INPUT ::
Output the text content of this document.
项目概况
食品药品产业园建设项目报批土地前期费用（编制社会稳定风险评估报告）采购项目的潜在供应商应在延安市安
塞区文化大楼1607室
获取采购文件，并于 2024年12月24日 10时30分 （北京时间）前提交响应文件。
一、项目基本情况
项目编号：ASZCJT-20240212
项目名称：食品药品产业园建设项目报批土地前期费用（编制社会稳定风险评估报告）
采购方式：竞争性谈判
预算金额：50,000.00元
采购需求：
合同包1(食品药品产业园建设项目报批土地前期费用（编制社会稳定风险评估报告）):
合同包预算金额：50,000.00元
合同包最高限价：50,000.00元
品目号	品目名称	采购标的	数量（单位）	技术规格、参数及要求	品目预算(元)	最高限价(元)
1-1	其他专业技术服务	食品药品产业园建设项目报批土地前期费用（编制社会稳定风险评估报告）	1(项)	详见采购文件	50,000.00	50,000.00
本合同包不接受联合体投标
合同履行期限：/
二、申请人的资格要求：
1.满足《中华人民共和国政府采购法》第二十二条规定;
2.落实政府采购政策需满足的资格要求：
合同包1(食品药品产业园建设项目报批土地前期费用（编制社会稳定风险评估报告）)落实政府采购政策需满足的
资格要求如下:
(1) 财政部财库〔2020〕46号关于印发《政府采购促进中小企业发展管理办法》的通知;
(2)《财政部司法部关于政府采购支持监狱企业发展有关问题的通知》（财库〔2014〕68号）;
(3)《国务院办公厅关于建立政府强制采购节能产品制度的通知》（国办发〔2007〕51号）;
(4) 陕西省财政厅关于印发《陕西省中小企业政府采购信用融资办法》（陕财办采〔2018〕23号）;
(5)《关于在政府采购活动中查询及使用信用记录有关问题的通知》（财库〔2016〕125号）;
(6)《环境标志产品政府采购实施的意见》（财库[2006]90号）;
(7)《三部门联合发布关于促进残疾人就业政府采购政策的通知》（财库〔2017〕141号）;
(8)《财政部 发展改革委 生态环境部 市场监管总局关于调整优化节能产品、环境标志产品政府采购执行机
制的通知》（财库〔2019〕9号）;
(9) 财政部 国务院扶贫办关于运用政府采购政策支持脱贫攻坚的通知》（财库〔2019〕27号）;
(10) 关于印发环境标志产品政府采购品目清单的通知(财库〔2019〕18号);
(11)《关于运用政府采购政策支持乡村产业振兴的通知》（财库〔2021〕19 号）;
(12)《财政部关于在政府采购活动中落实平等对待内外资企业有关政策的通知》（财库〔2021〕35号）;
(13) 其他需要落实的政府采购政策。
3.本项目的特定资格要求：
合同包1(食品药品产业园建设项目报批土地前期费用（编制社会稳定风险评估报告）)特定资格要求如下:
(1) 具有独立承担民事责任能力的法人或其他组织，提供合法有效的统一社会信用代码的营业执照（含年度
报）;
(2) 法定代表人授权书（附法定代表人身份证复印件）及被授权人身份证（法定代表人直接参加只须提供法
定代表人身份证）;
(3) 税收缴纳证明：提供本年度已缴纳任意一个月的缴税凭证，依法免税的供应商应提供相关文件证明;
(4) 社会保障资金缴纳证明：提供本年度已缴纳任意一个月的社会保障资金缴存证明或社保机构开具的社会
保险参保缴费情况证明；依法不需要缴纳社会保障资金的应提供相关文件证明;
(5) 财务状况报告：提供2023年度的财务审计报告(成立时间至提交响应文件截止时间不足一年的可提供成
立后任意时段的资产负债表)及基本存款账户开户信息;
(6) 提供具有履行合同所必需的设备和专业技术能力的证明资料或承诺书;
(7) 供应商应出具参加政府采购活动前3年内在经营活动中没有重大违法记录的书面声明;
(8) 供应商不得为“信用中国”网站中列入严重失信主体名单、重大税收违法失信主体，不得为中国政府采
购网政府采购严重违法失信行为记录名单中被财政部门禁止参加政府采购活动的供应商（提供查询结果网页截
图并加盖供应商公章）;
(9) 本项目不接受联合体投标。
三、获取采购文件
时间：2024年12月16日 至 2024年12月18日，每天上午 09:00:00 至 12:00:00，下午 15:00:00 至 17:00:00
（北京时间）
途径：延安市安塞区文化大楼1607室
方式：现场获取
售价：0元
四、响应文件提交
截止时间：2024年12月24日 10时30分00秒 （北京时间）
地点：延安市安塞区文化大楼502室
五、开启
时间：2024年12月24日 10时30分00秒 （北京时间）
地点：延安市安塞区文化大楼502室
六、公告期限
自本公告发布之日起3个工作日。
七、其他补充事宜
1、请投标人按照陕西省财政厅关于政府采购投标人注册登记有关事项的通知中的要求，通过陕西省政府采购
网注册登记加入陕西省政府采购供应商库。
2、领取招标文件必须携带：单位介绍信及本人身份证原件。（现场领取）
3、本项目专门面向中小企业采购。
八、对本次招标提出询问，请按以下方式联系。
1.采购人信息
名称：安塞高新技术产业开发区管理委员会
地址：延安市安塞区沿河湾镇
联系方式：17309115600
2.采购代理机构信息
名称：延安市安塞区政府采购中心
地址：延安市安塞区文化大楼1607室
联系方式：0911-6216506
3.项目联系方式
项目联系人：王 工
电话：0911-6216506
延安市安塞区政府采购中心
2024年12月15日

WHAT THIS TASK INVOLVES ::
Retype the listing exactly, in full.

TASK OUTPUT ::
Output the text content of this document.
项目概况
食品药品产业园建设项目报批土地前期费用（编制社会稳定风险评估报告）采购项目的潜在供应商应在延安市安
塞区文化大楼1607室
获取采购文件，并于 2024年12月24日 10时30分 （北京时间）前提交响应文件。
一、项目基本情况
项目编号：ASZCJT-20240212
项目名称：食品药品产业园建设项目报批土地前期费用（编制社会稳定风险评估报告）
采购方式：竞争性谈判
预算金额：50,000.00元
采购需求：
合同包1(食品药品产业园建设项目报批土地前期费用（编制社会稳定风险评估报告）):
合同包预算金额：50,000.00元
合同包最高限价：50,000.00元
品目号	品目名称	采购标的	数量（单位）	技术规格、参数及要求	品目预算(元)	最高限价(元)
1-1	其他专业技术服务	食品药品产业园建设项目报批土地前期费用（编制社会稳定风险评估报告）	1(项)	详见采购文件	50,000.00	50,000.00
本合同包不接受联合体投标
合同履行期限：/
二、申请人的资格要求：
1.满足《中华人民共和国政府采购法》第二十二条规定;
2.落实政府采购政策需满足的资格要求：
合同包1(食品药品产业园建设项目报批土地前期费用（编制社会稳定风险评估报告）)落实政府采购政策需满足的
资格要求如下:
(1) 财政部财库〔2020〕46号关于印发《政府采购促进中小企业发展管理办法》的通知;
(2)《财政部司法部关于政府采购支持监狱企业发展有关问题的通知》（财库〔2014〕68号）;
(3)《国务院办公厅关于建立政府强制采购节能产品制度的通知》（国办发〔2007〕51号）;
(4) 陕西省财政厅关于印发《陕西省中小企业政府采购信用融资办法》（陕财办采〔2018〕23号）;
(5)《关于在政府采购活动中查询及使用信用记录有关问题的通知》（财库〔2016〕125号）;
(6)《环境标志产品政府采购实施的意见》（财库[2006]90号）;
(7)《三部门联合发布关于促进残疾人就业政府采购政策的通知》（财库〔2017〕141号）;
(8)《财政部 发展改革委 生态环境部 市场监管总局关于调整优化节能产品、环境标志产品政府采购执行机
制的通知》（财库〔2019〕9号）;
(9) 财政部 国务院扶贫办关于运用政府采购政策支持脱贫攻坚的通知》（财库〔2019〕27号）;
(10) 关于印发环境标志产品政府采购品目清单的通知(财库〔2019〕18号);
(11)《关于运用政府采购政策支持乡村产业振兴的通知》（财库〔2021〕19 号）;
(12)《财政部关于在政府采购活动中落实平等对待内外资企业有关政策的通知》（财库〔2021〕35号）;
(13) 其他需要落实的政府采购政策。
3.本项目的特定资格要求：
合同包1(食品药品产业园建设项目报批土地前期费用（编制社会稳定风险评估报告）)特定资格要求如下:
(1) 具有独立承担民事责任能力的法人或其他组织，提供合法有效的统一社会信用代码的营业执照（含年度
报）;
(2) 法定代表人授权书（附法定代表人身份证复印件）及被授权人身份证（法定代表人直接参加只须提供法
定代表人身份证）;
(3) 税收缴纳证明：提供本年度已缴纳任意一个月的缴税凭证，依法免税的供应商应提供相关文件证明;
(4) 社会保障资金缴纳证明：提供本年度已缴纳任意一个月的社会保障资金缴存证明或社保机构开具的社会
保险参保缴费情况证明；依法不需要缴纳社会保障资金的应提供相关文件证明;
(5) 财务状况报告：提供2023年度的财务审计报告(成立时间至提交响应文件截止时间不足一年的可提供成
立后任意时段的资产负债表)及基本存款账户开户信息;
(6) 提供具有履行合同所必需的设备和专业技术能力的证明资料或承诺书;
(7) 供应商应出具参加政府采购活动前3年内在经营活动中没有重大违法记录的书面声明;
(8) 供应商不得为“信用中国”网站中列入严重失信主体名单、重大税收违法失信主体，不得为中国政府采
购网政府采购严重违法失信行为记录名单中被财政部门禁止参加政府采购活动的供应商（提供查询结果网页截
图并加盖供应商公章）;
(9) 本项目不接受联合体投标。
三、获取采购文件
时间：2024年12月16日 至 2024年12月18日，每天上午 09:00:00 至 12:00:00，下午 15:00:00 至 17:00:00
（北京时间）
途径：延安市安塞区文化大楼1607室
方式：现场获取
售价：0元
四、响应文件提交
截止时间：2024年12月24日 10时30分00秒 （北京时间）
地点：延安市安塞区文化大楼502室
五、开启
时间：2024年12月24日 10时30分00秒 （北京时间）
地点：延安市安塞区文化大楼502室
六、公告期限
自本公告发布之日起3个工作日。
七、其他补充事宜
1、请投标人按照陕西省财政厅关于政府采购投标人注册登记有关事项的通知中的要求，通过陕西省政府采购
网注册登记加入陕西省政府采购供应商库。
2、领取招标文件必须携带：单位介绍信及本人身份证原件。（现场领取）
3、本项目专门面向中小企业采购。
八、对本次招标提出询问，请按以下方式联系。
1.采购人信息
名称：安塞高新技术产业开发区管理委员会
地址：延安市安塞区沿河湾镇
联系方式：17309115600
2.采购代理机构信息
名称：延安市安塞区政府采购中心
地址：延安市安塞区文化大楼1607室
联系方式：0911-6216506
3.项目联系方式
项目联系人：王 工
电话：0911-6216506
延安市安塞区政府采购中心
2024年12月15日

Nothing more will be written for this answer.